◆ PROBLEM STATEMENT: Your task is to transcribe the records exactly, skipping every image.

◆ TASK INPUTS:
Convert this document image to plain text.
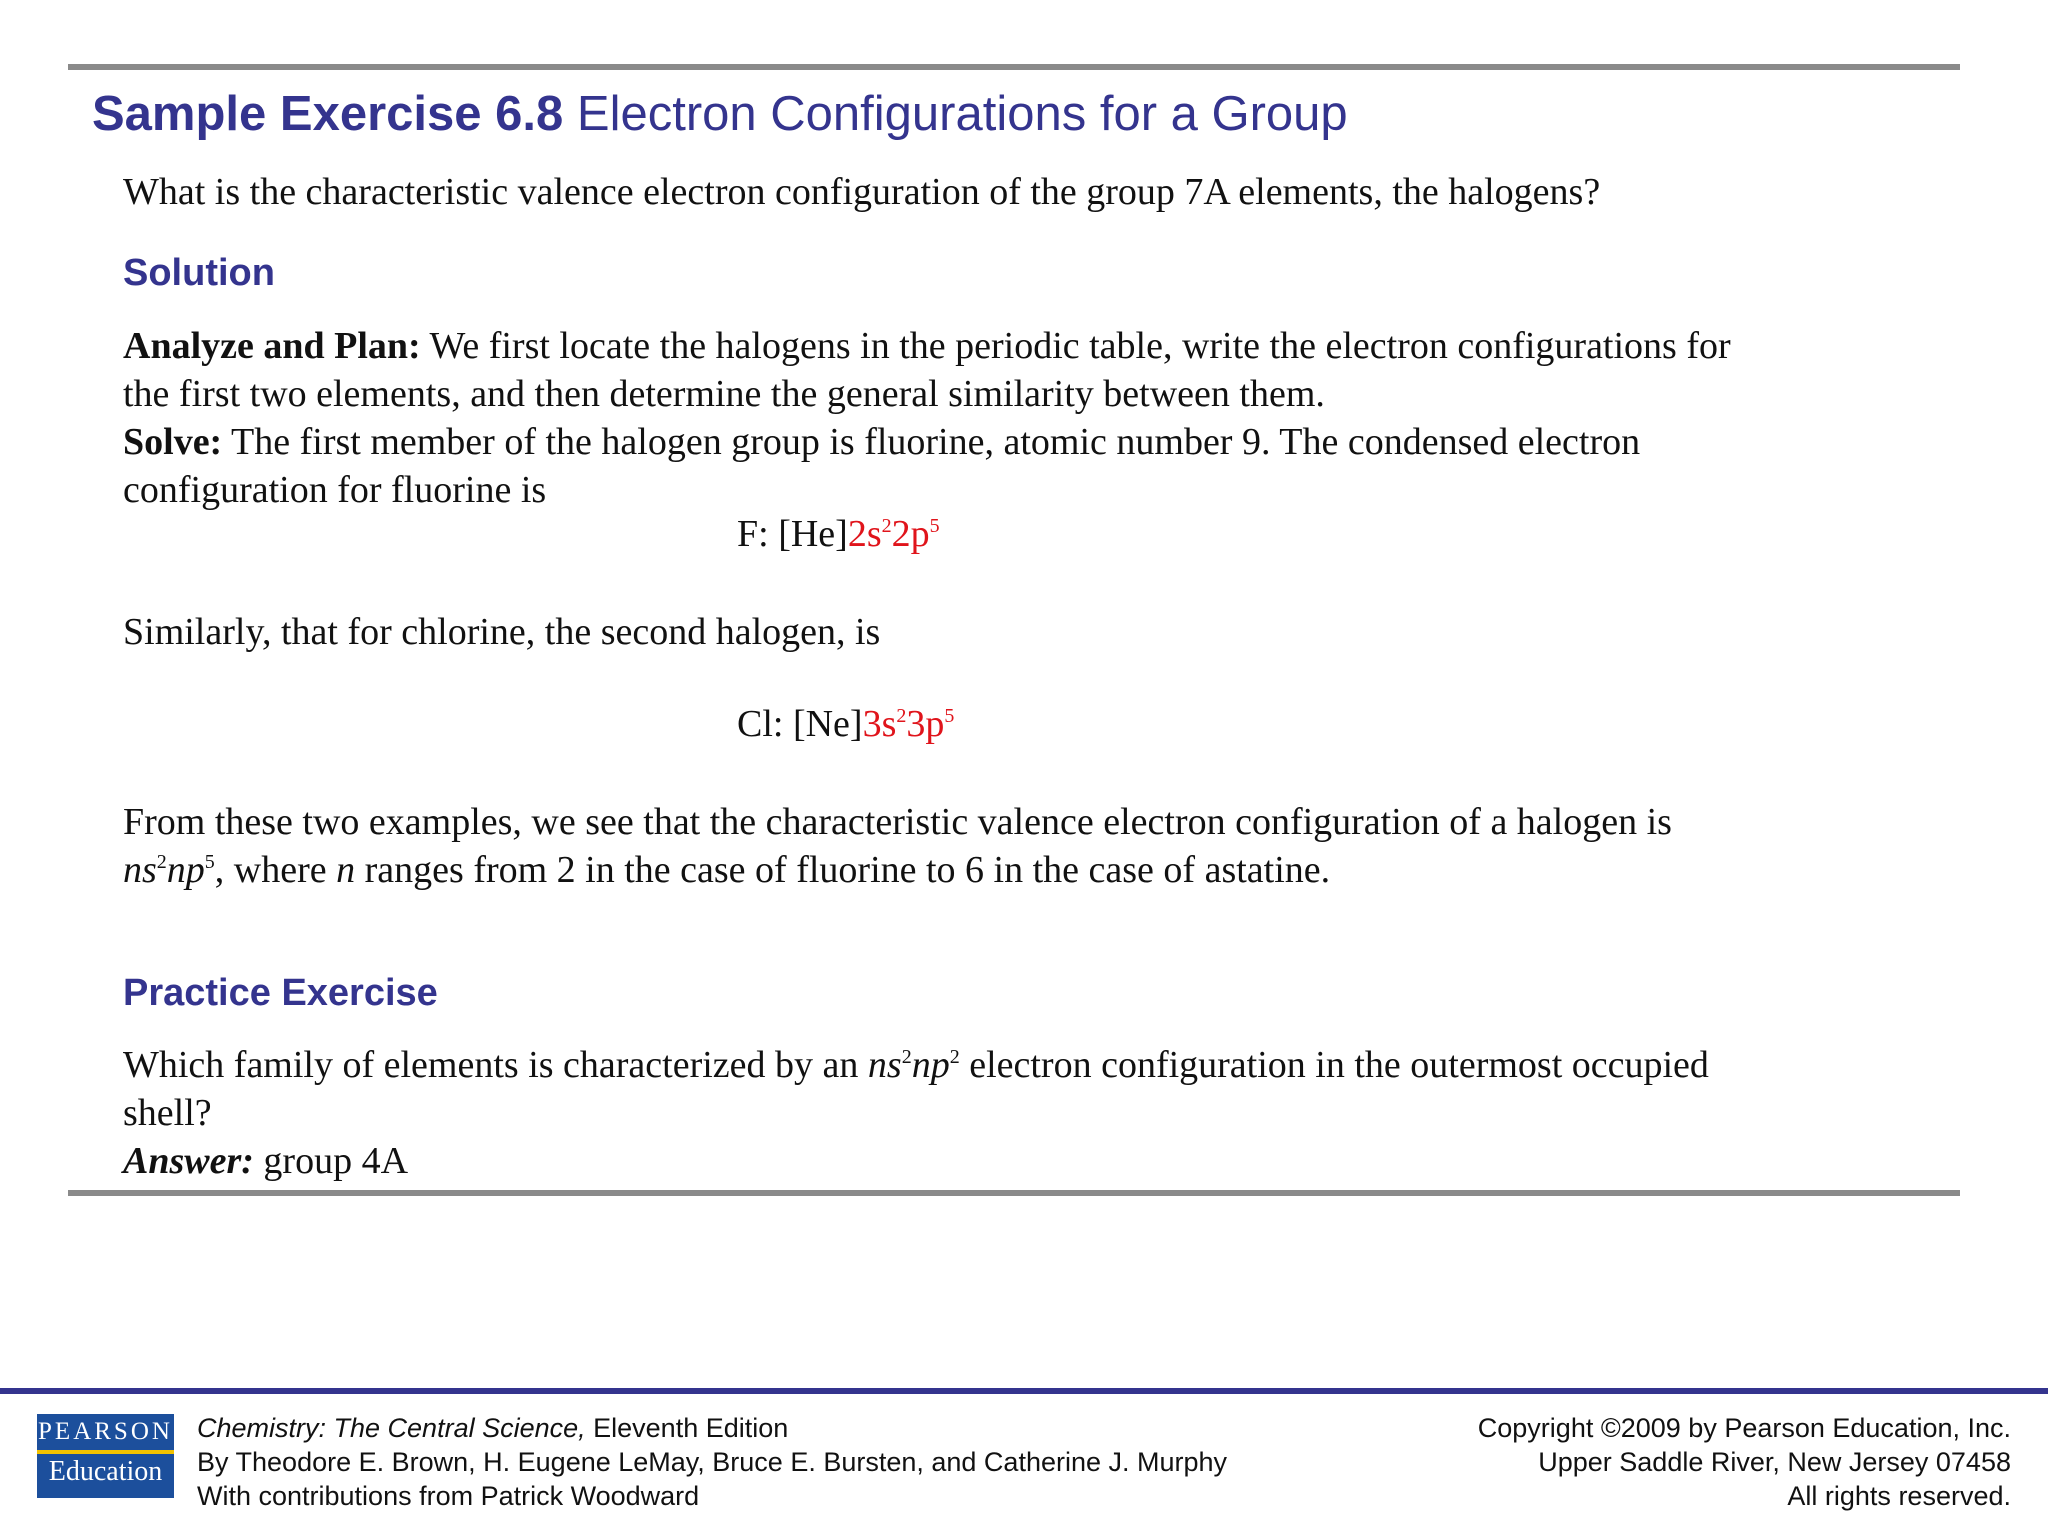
Sample Exercise 6.8 Electron Configurations for a Group
What is the characteristic valence electron configuration of the group 7A elements, the halogens?
Solution
Analyze and Plan: We first locate the halogens in the periodic table, write the electron configurations for
the first two elements, and then determine the general similarity between them.
Solve: The first member of the halogen group is fluorine, atomic number 9. The condensed electron
configuration for fluorine is
F: $[He]2s^22p^5$
Similarly, that for chlorine, the second halogen, is
Cl: $[Ne]3s^23p^5$
From these two examples, we see that the characteristic valence electron configuration of a halogen is
$ns^2np^5$, where n ranges from 2 in the case of fluorine to 6 in the case of astatine.
Practice Exercise
Which family of elements is characterized by an $ns^2np^2$ electron configuration in the outermost occupied
shell?
Answer: group 4A
PEARSON
Education
Chemistry: The Central Science, Eleventh Edition
By Theodore E. Brown, H. Eugene LeMay, Bruce E. Bursten, and Catherine J. Murphy
With contributions from Patrick Woodward
Copyright ©2009 by Pearson Education, Inc.
Upper Saddle River, New Jersey 07458
All rights reserved.
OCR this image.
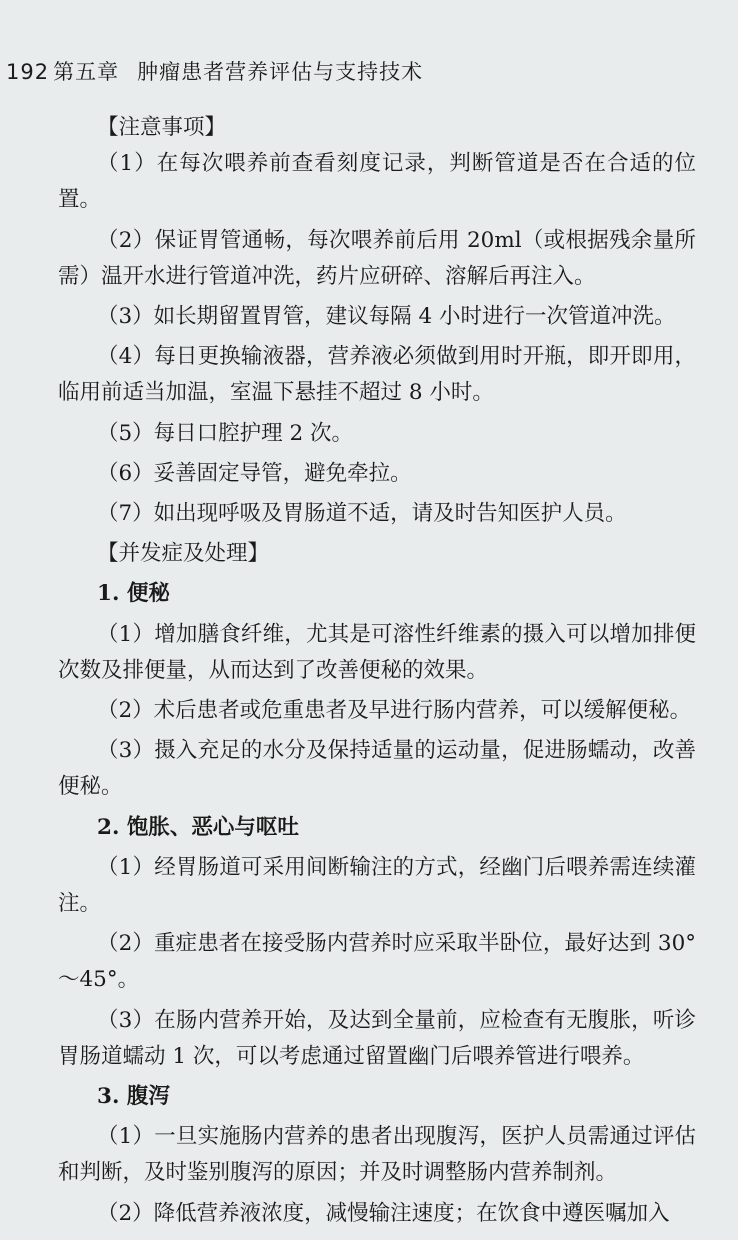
192 第五章 肿瘤患者营养评估与支持技术
【注意事项】
（1）在每次喂养前查看刻度记录，判断管道是否在合适的位置。
（2）保证胃管通畅，每次喂养前后用 20ml（或根据残余量所需）温开水进行管道冲洗，药片应研碎、溶解后再注入。
（3）如长期留置胃管，建议每隔 4 小时进行一次管道冲洗。
（4）每日更换输液器，营养液必须做到用时开瓶，即开即用，临用前适当加温，室温下悬挂不超过 8 小时。
（5）每日口腔护理 2 次。
（6）妥善固定导管，避免牵拉。
（7）如出现呼吸及胃肠道不适，请及时告知医护人员。
【并发症及处理】
1. 便秘
（1）增加膳食纤维，尤其是可溶性纤维素的摄入可以增加排便次数及排便量，从而达到了改善便秘的效果。
（2）术后患者或危重患者及早进行肠内营养，可以缓解便秘。
（3）摄入充足的水分及保持适量的运动量，促进肠蠕动，改善便秘。
2. 饱胀、恶心与呕吐
（1）经胃肠道可采用间断输注的方式，经幽门后喂养需连续灌注。
（2）重症患者在接受肠内营养时应采取半卧位，最好达到 30°～45°。
（3）在肠内营养开始，及达到全量前，应检查有无腹胀，听诊胃肠道蠕动 1 次，可以考虑通过留置幽门后喂养管进行喂养。
3. 腹泻
（1）一旦实施肠内营养的患者出现腹泻，医护人员需通过评估和判断，及时鉴别腹泻的原因；并及时调整肠内营养制剂。
（2）降低营养液浓度，减慢输注速度；在饮食中遵医嘱加入
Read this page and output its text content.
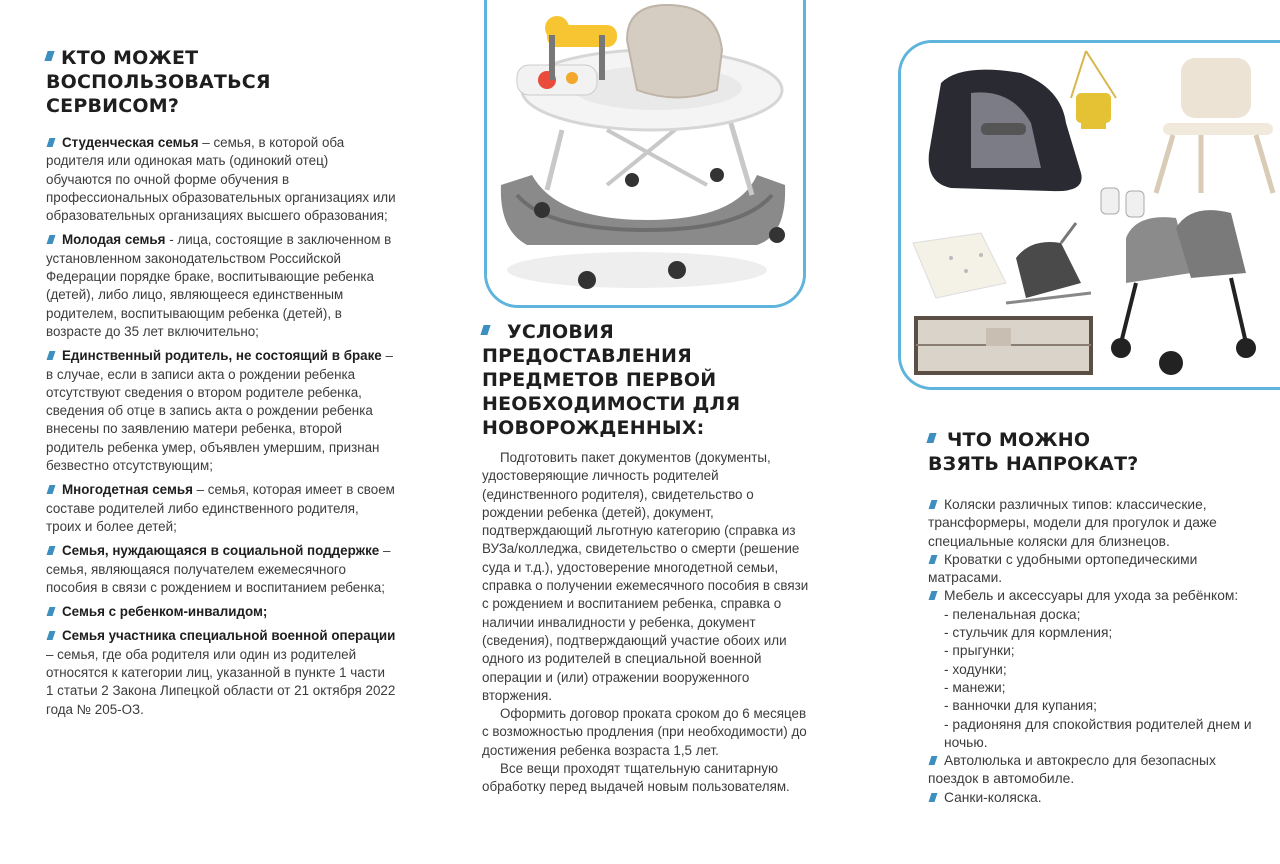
КТО МОЖЕТ
ВОСПОЛЬЗОВАТЬСЯ
СЕРВИСОМ?

Студенческая семья – семья, в которой оба родителя или одинокая мать (одинокий отец) обучаются по очной форме обучения в профессиональных образовательных организациях или образовательных организациях высшего образования;

Молодая семья - лица, состоящие в заключенном в установленном законодательством Российской Федерации порядке браке, воспитывающие ребенка (детей), либо лицо, являющееся единственным родителем, воспитывающим ребенка (детей), в возрасте до 35 лет включительно;

Единственный родитель, не состоящий в браке – в случае, если в записи акта о рождении ребенка отсутствуют сведения о втором родителе ребенка, сведения об отце в запись акта о рождении ребенка внесены по заявлению матери ребенка, второй родитель ребенка умер, объявлен умершим, признан безвестно отсутствующим;

Многодетная семья – семья, которая имеет в своем составе родителей либо единственного родителя, троих и более детей;

Семья, нуждающаяся в социальной поддержке – семья, являющаяся получателем ежемесячного пособия в связи с рождением и воспитанием ребенка;

Семья с ребенком-инвалидом;

Семья участника специальной военной операции – семья, где оба родителя или один из родителей относятся к категории лиц, указанной в пункте 1 части 1 статьи 2 Закона Липецкой области от 21 октября 2022 года № 205-ОЗ.

УСЛОВИЯ
ПРЕДОСТАВЛЕНИЯ
ПРЕДМЕТОВ ПЕРВОЙ
НЕОБХОДИМОСТИ ДЛЯ
НОВОРОЖДЕННЫХ:

Подготовить пакет документов (документы, удостоверяющие личность родителей (единственного родителя), свидетельство о рождении ребенка (детей), документ, подтверждающий льготную категорию (справка из ВУЗа/колледжа, свидетельство о смерти (решение суда и т.д.), удостоверение многодетной семьи, справка о получении ежемесячного пособия в связи с рождением и воспитанием ребенка, справка о наличии инвалидности у ребенка, документ (сведения), подтверждающий участие обоих или одного из родителей в специальной военной операции и (или) отражении вооруженного вторжения.

Оформить договор проката сроком до 6 месяцев с возможностью продления (при необходимости) до достижения ребенка возраста 1,5 лет.

Все вещи проходят тщательную санитарную обработку перед выдачей новым пользователям.

ЧТО МОЖНО
ВЗЯТЬ НАПРОКАТ?

Коляски различных типов: классические, трансформеры, модели для прогулок и даже специальные коляски для близнецов.

Кроватки с удобными ортопедическими матрасами.

Мебель и аксессуары для ухода за ребёнком:

- пеленальная доска;

- стульчик для кормления;

- прыгунки;

- ходунки;

- манежи;

- ванночки для купания;

- радионяня для спокойствия родителей днем и ночью.

Автолюлька и автокресло для безопасных поездок в автомобиле.

Санки-коляска.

◆ OUTPUT:
Convert this document image to plain text.
Sample Exercise 6.8 Electron Configurations for a Group
What is the characteristic valence electron configuration of the group 7A elements, the halogens?
Solution
Analyze and Plan: We first locate the halogens in the periodic table, write the electron configurations for
the first two elements, and then determine the general similarity between them.
Solve: The first member of the halogen group is fluorine, atomic number 9. The condensed electron
configuration for fluorine is
F: $[He]2s^22p^5$
Similarly, that for chlorine, the second halogen, is
Cl: $[Ne]3s^23p^5$
From these two examples, we see that the characteristic valence electron configuration of a halogen is
$ns^2np^5$, where n ranges from 2 in the case of fluorine to 6 in the case of astatine.
Practice Exercise
Which family of elements is characterized by an $ns^2np^2$ electron configuration in the outermost occupied
shell?
Answer: group 4A
PEARSON
Education
Chemistry: The Central Science, Eleventh Edition
By Theodore E. Brown, H. Eugene LeMay, Bruce E. Bursten, and Catherine J. Murphy
With contributions from Patrick Woodward
Copyright ©2009 by Pearson Education, Inc.
Upper Saddle River, New Jersey 07458
All rights reserved.
OCR this image.
192 第五章 肿瘤患者营养评估与支持技术
【注意事项】
（1）在每次喂养前查看刻度记录，判断管道是否在合适的位置。
（2）保证胃管通畅，每次喂养前后用 20ml（或根据残余量所需）温开水进行管道冲洗，药片应研碎、溶解后再注入。
（3）如长期留置胃管，建议每隔 4 小时进行一次管道冲洗。
（4）每日更换输液器，营养液必须做到用时开瓶，即开即用，临用前适当加温，室温下悬挂不超过 8 小时。
（5）每日口腔护理 2 次。
（6）妥善固定导管，避免牵拉。
（7）如出现呼吸及胃肠道不适，请及时告知医护人员。
【并发症及处理】
1. 便秘
（1）增加膳食纤维，尤其是可溶性纤维素的摄入可以增加排便次数及排便量，从而达到了改善便秘的效果。
（2）术后患者或危重患者及早进行肠内营养，可以缓解便秘。
（3）摄入充足的水分及保持适量的运动量，促进肠蠕动，改善便秘。
2. 饱胀、恶心与呕吐
（1）经胃肠道可采用间断输注的方式，经幽门后喂养需连续灌注。
（2）重症患者在接受肠内营养时应采取半卧位，最好达到 30°～45°。
（3）在肠内营养开始，及达到全量前，应检查有无腹胀，听诊胃肠道蠕动 1 次，可以考虑通过留置幽门后喂养管进行喂养。
3. 腹泻
（1）一旦实施肠内营养的患者出现腹泻，医护人员需通过评估和判断，及时鉴别腹泻的原因；并及时调整肠内营养制剂。
（2）降低营养液浓度，减慢输注速度；在饮食中遵医嘱加入
Read this page and output its text content.
КТО МОЖЕТ
ВОСПОЛЬЗОВАТЬСЯ
СЕРВИСОМ?

Студенческая семья – семья, в которой оба родителя или одинокая мать (одинокий отец) обучаются по очной форме обучения в профессиональных образовательных организациях или образовательных организациях высшего образования;

Молодая семья - лица, состоящие в заключенном в установленном законодательством Российской Федерации порядке браке, воспитывающие ребенка (детей), либо лицо, являющееся единственным родителем, воспитывающим ребенка (детей), в возрасте до 35 лет включительно;

Единственный родитель, не состоящий в браке – в случае, если в записи акта о рождении ребенка отсутствуют сведения о втором родителе ребенка, сведения об отце в запись акта о рождении ребенка внесены по заявлению матери ребенка, второй родитель ребенка умер, объявлен умершим, признан безвестно отсутствующим;

Многодетная семья – семья, которая имеет в своем составе родителей либо единственного родителя, троих и более детей;

Семья, нуждающаяся в социальной поддержке – семья, являющаяся получателем ежемесячного пособия в связи с рождением и воспитанием ребенка;

Семья с ребенком-инвалидом;

Семья участника специальной военной операции – семья, где оба родителя или один из родителей относятся к категории лиц, указанной в пункте 1 части 1 статьи 2 Закона Липецкой области от 21 октября 2022 года № 205-ОЗ.

УСЛОВИЯ
ПРЕДОСТАВЛЕНИЯ
ПРЕДМЕТОВ ПЕРВОЙ
НЕОБХОДИМОСТИ ДЛЯ
НОВОРОЖДЕННЫХ:

Подготовить пакет документов (документы, удостоверяющие личность родителей (единственного родителя), свидетельство о рождении ребенка (детей), документ, подтверждающий льготную категорию (справка из ВУЗа/колледжа, свидетельство о смерти (решение суда и т.д.), удостоверение многодетной семьи, справка о получении ежемесячного пособия в связи с рождением и воспитанием ребенка, справка о наличии инвалидности у ребенка, документ (сведения), подтверждающий участие обоих или одного из родителей в специальной военной операции и (или) отражении вооруженного вторжения.

Оформить договор проката сроком до 6 месяцев с возможностью продления (при необходимости) до достижения ребенка возраста 1,5 лет.

Все вещи проходят тщательную санитарную обработку перед выдачей новым пользователям.

ЧТО МОЖНО
ВЗЯТЬ НАПРОКАТ?

Коляски различных типов: классические, трансформеры, модели для прогулок и даже специальные коляски для близнецов.

Кроватки с удобными ортопедическими матрасами.

Мебель и аксессуары для ухода за ребёнком:

- пеленальная доска;

- стульчик для кормления;

- прыгунки;

- ходунки;

- манежи;

- ванночки для купания;

- радионяня для спокойствия родителей днем и ночью.

Автолюлька и автокресло для безопасных поездок в автомобиле.

Санки-коляска.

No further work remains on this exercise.